### GOAL
Could you write out every entry exactly as it stands?

begin

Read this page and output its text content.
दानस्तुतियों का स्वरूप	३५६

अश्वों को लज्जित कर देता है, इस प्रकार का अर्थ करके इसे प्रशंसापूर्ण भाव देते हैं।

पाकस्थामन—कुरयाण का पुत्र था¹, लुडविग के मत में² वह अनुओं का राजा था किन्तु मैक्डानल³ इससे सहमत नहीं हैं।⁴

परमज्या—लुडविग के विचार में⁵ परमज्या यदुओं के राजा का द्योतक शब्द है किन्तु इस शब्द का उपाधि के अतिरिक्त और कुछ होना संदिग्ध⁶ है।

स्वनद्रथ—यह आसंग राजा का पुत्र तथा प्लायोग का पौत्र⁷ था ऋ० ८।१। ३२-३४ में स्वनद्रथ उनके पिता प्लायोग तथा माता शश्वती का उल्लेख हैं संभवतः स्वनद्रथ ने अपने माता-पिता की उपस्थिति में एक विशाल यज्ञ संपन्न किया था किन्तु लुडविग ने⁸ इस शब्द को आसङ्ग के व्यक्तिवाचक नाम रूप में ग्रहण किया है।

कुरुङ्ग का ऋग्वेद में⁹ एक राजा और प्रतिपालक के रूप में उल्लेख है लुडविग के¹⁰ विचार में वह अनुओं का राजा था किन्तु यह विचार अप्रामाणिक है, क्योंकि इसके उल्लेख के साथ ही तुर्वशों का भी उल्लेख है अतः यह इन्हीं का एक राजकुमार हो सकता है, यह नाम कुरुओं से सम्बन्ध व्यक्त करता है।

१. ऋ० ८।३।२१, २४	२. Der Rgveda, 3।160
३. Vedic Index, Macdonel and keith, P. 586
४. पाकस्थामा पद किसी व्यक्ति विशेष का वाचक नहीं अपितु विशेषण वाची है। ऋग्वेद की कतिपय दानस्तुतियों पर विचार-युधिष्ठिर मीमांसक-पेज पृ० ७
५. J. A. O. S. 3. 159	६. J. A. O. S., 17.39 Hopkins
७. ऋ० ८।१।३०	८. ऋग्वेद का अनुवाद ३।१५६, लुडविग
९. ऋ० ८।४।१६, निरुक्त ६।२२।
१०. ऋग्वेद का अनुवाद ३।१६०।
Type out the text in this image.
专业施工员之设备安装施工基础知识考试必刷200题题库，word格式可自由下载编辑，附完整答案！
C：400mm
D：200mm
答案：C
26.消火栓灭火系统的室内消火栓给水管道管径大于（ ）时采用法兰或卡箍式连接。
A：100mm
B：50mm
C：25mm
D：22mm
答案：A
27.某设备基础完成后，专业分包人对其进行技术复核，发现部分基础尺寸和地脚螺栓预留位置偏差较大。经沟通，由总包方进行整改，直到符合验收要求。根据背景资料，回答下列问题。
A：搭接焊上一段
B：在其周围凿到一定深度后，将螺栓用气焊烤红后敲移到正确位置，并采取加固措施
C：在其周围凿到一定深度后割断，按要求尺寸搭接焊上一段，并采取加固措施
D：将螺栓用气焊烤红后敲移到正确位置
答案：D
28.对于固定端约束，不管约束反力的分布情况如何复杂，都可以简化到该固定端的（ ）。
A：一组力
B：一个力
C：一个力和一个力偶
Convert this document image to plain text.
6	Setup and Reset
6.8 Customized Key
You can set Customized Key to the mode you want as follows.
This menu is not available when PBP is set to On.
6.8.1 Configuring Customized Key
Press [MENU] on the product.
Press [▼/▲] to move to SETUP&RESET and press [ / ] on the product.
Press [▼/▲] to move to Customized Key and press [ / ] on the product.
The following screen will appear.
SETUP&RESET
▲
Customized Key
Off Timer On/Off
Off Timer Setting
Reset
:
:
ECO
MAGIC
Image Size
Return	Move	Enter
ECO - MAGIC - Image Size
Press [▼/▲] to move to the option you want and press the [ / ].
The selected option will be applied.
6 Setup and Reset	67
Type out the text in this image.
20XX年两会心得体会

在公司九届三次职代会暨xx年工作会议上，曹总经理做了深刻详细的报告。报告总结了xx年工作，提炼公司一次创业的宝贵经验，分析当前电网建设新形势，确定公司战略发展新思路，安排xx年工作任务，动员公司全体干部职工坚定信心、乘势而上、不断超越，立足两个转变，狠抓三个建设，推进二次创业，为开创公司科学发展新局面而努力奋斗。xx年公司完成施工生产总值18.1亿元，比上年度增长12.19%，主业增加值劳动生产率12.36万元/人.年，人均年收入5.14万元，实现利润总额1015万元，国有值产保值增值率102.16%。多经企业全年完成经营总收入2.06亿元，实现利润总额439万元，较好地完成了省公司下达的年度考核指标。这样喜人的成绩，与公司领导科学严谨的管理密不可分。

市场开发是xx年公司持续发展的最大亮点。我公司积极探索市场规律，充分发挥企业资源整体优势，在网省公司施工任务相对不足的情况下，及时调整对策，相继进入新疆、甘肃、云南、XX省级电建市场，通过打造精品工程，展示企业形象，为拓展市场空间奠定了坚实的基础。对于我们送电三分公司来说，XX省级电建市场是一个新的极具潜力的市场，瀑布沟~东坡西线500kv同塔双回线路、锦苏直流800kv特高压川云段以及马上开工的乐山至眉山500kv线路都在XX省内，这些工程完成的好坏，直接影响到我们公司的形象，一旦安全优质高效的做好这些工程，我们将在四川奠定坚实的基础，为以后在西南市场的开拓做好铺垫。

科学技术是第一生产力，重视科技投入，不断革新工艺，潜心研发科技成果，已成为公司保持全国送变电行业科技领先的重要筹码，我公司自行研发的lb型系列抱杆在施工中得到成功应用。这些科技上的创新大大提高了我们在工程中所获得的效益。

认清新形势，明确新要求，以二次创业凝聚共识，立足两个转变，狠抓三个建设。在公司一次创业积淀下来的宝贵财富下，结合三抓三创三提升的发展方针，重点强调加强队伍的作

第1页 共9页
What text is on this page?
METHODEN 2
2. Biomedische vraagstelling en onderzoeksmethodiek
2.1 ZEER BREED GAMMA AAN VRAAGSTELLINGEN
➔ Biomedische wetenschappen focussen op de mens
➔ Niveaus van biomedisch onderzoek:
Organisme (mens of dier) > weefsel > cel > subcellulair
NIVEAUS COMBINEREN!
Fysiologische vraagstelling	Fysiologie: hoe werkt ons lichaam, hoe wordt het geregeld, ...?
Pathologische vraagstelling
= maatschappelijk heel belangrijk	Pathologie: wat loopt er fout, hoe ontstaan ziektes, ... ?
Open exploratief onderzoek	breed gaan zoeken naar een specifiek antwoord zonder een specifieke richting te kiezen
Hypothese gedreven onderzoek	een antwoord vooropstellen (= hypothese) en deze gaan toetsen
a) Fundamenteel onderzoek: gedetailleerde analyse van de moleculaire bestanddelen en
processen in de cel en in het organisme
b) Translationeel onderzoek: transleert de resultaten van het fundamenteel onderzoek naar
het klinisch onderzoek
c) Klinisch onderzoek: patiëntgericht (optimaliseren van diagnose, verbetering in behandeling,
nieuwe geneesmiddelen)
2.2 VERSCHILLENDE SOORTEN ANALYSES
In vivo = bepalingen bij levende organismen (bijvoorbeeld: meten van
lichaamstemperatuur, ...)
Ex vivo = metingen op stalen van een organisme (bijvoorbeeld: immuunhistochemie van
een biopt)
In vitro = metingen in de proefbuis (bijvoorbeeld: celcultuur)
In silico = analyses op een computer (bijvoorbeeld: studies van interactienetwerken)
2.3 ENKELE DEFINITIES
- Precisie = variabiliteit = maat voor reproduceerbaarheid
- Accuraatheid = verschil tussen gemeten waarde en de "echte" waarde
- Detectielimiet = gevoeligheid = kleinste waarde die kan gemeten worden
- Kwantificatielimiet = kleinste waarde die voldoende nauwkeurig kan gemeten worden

end

### TASK SOLUTION
Read this page and output its text content.
दानस्तुतियों का स्वरूप	३५६

अश्वों को लज्जित कर देता है, इस प्रकार का अर्थ करके इसे प्रशंसापूर्ण भाव देते हैं।

पाकस्थामन—कुरयाण का पुत्र था¹, लुडविग के मत में² वह अनुओं का राजा था किन्तु मैक्डानल³ इससे सहमत नहीं हैं।⁴

परमज्या—लुडविग के विचार में⁵ परमज्या यदुओं के राजा का द्योतक शब्द है किन्तु इस शब्द का उपाधि के अतिरिक्त और कुछ होना संदिग्ध⁶ है।

स्वनद्रथ—यह आसंग राजा का पुत्र तथा प्लायोग का पौत्र⁷ था ऋ० ८।१। ३२-३४ में स्वनद्रथ उनके पिता प्लायोग तथा माता शश्वती का उल्लेख हैं संभवतः स्वनद्रथ ने अपने माता-पिता की उपस्थिति में एक विशाल यज्ञ संपन्न किया था किन्तु लुडविग ने⁸ इस शब्द को आसङ्ग के व्यक्तिवाचक नाम रूप में ग्रहण किया है।

कुरुङ्ग का ऋग्वेद में⁹ एक राजा और प्रतिपालक के रूप में उल्लेख है लुडविग के¹⁰ विचार में वह अनुओं का राजा था किन्तु यह विचार अप्रामाणिक है, क्योंकि इसके उल्लेख के साथ ही तुर्वशों का भी उल्लेख है अतः यह इन्हीं का एक राजकुमार हो सकता है, यह नाम कुरुओं से सम्बन्ध व्यक्त करता है।

१. ऋ० ८।३।२१, २४	२. Der Rgveda, 3।160
३. Vedic Index, Macdonel and keith, P. 586
४. पाकस्थामा पद किसी व्यक्ति विशेष का वाचक नहीं अपितु विशेषण वाची है। ऋग्वेद की कतिपय दानस्तुतियों पर विचार-युधिष्ठिर मीमांसक-पेज पृ० ७
५. J. A. O. S. 3. 159	६. J. A. O. S., 17.39 Hopkins
७. ऋ० ८।१।३०	८. ऋग्वेद का अनुवाद ३।१५६, लुडविग
९. ऋ० ८।४।१६, निरुक्त ६।२२।
१०. ऋग्वेद का अनुवाद ३।१६०।
Type out the text in this image.
专业施工员之设备安装施工基础知识考试必刷200题题库，word格式可自由下载编辑，附完整答案！
C：400mm
D：200mm
答案：C
26.消火栓灭火系统的室内消火栓给水管道管径大于（ ）时采用法兰或卡箍式连接。
A：100mm
B：50mm
C：25mm
D：22mm
答案：A
27.某设备基础完成后，专业分包人对其进行技术复核，发现部分基础尺寸和地脚螺栓预留位置偏差较大。经沟通，由总包方进行整改，直到符合验收要求。根据背景资料，回答下列问题。
A：搭接焊上一段
B：在其周围凿到一定深度后，将螺栓用气焊烤红后敲移到正确位置，并采取加固措施
C：在其周围凿到一定深度后割断，按要求尺寸搭接焊上一段，并采取加固措施
D：将螺栓用气焊烤红后敲移到正确位置
答案：D
28.对于固定端约束，不管约束反力的分布情况如何复杂，都可以简化到该固定端的（ ）。
A：一组力
B：一个力
C：一个力和一个力偶
Convert this document image to plain text.
6	Setup and Reset
6.8 Customized Key
You can set Customized Key to the mode you want as follows.
This menu is not available when PBP is set to On.
6.8.1 Configuring Customized Key
Press [MENU] on the product.
Press [▼/▲] to move to SETUP&RESET and press [ / ] on the product.
Press [▼/▲] to move to Customized Key and press [ / ] on the product.
The following screen will appear.
SETUP&RESET
▲
Customized Key
Off Timer On/Off
Off Timer Setting
Reset
:
:
ECO
MAGIC
Image Size
Return	Move	Enter
ECO - MAGIC - Image Size
Press [▼/▲] to move to the option you want and press the [ / ].
The selected option will be applied.
6 Setup and Reset	67
Type out the text in this image.
20XX年两会心得体会

在公司九届三次职代会暨xx年工作会议上，曹总经理做了深刻详细的报告。报告总结了xx年工作，提炼公司一次创业的宝贵经验，分析当前电网建设新形势，确定公司战略发展新思路，安排xx年工作任务，动员公司全体干部职工坚定信心、乘势而上、不断超越，立足两个转变，狠抓三个建设，推进二次创业，为开创公司科学发展新局面而努力奋斗。xx年公司完成施工生产总值18.1亿元，比上年度增长12.19%，主业增加值劳动生产率12.36万元/人.年，人均年收入5.14万元，实现利润总额1015万元，国有值产保值增值率102.16%。多经企业全年完成经营总收入2.06亿元，实现利润总额439万元，较好地完成了省公司下达的年度考核指标。这样喜人的成绩，与公司领导科学严谨的管理密不可分。

市场开发是xx年公司持续发展的最大亮点。我公司积极探索市场规律，充分发挥企业资源整体优势，在网省公司施工任务相对不足的情况下，及时调整对策，相继进入新疆、甘肃、云南、XX省级电建市场，通过打造精品工程，展示企业形象，为拓展市场空间奠定了坚实的基础。对于我们送电三分公司来说，XX省级电建市场是一个新的极具潜力的市场，瀑布沟~东坡西线500kv同塔双回线路、锦苏直流800kv特高压川云段以及马上开工的乐山至眉山500kv线路都在XX省内，这些工程完成的好坏，直接影响到我们公司的形象，一旦安全优质高效的做好这些工程，我们将在四川奠定坚实的基础，为以后在西南市场的开拓做好铺垫。

科学技术是第一生产力，重视科技投入，不断革新工艺，潜心研发科技成果，已成为公司保持全国送变电行业科技领先的重要筹码，我公司自行研发的lb型系列抱杆在施工中得到成功应用。这些科技上的创新大大提高了我们在工程中所获得的效益。

认清新形势，明确新要求，以二次创业凝聚共识，立足两个转变，狠抓三个建设。在公司一次创业积淀下来的宝贵财富下，结合三抓三创三提升的发展方针，重点强调加强队伍的作

第1页 共9页
What text is on this page?
METHODEN 2
2. Biomedische vraagstelling en onderzoeksmethodiek
2.1 ZEER BREED GAMMA AAN VRAAGSTELLINGEN
➔ Biomedische wetenschappen focussen op de mens
➔ Niveaus van biomedisch onderzoek:
Organisme (mens of dier) > weefsel > cel > subcellulair
NIVEAUS COMBINEREN!
Fysiologische vraagstelling	Fysiologie: hoe werkt ons lichaam, hoe wordt het geregeld, ...?
Pathologische vraagstelling
= maatschappelijk heel belangrijk	Pathologie: wat loopt er fout, hoe ontstaan ziektes, ... ?
Open exploratief onderzoek	breed gaan zoeken naar een specifiek antwoord zonder een specifieke richting te kiezen
Hypothese gedreven onderzoek	een antwoord vooropstellen (= hypothese) en deze gaan toetsen
a) Fundamenteel onderzoek: gedetailleerde analyse van de moleculaire bestanddelen en
processen in de cel en in het organisme
b) Translationeel onderzoek: transleert de resultaten van het fundamenteel onderzoek naar
het klinisch onderzoek
c) Klinisch onderzoek: patiëntgericht (optimaliseren van diagnose, verbetering in behandeling,
nieuwe geneesmiddelen)
2.2 VERSCHILLENDE SOORTEN ANALYSES
In vivo = bepalingen bij levende organismen (bijvoorbeeld: meten van
lichaamstemperatuur, ...)
Ex vivo = metingen op stalen van een organisme (bijvoorbeeld: immuunhistochemie van
een biopt)
In vitro = metingen in de proefbuis (bijvoorbeeld: celcultuur)
In silico = analyses op een computer (bijvoorbeeld: studies van interactienetwerken)
2.3 ENKELE DEFINITIES
- Precisie = variabiliteit = maat voor reproduceerbaarheid
- Accuraatheid = verschil tussen gemeten waarde en de "echte" waarde
- Detectielimiet = gevoeligheid = kleinste waarde die kan gemeten worden
- Kwantificatielimiet = kleinste waarde die voldoende nauwkeurig kan gemeten worden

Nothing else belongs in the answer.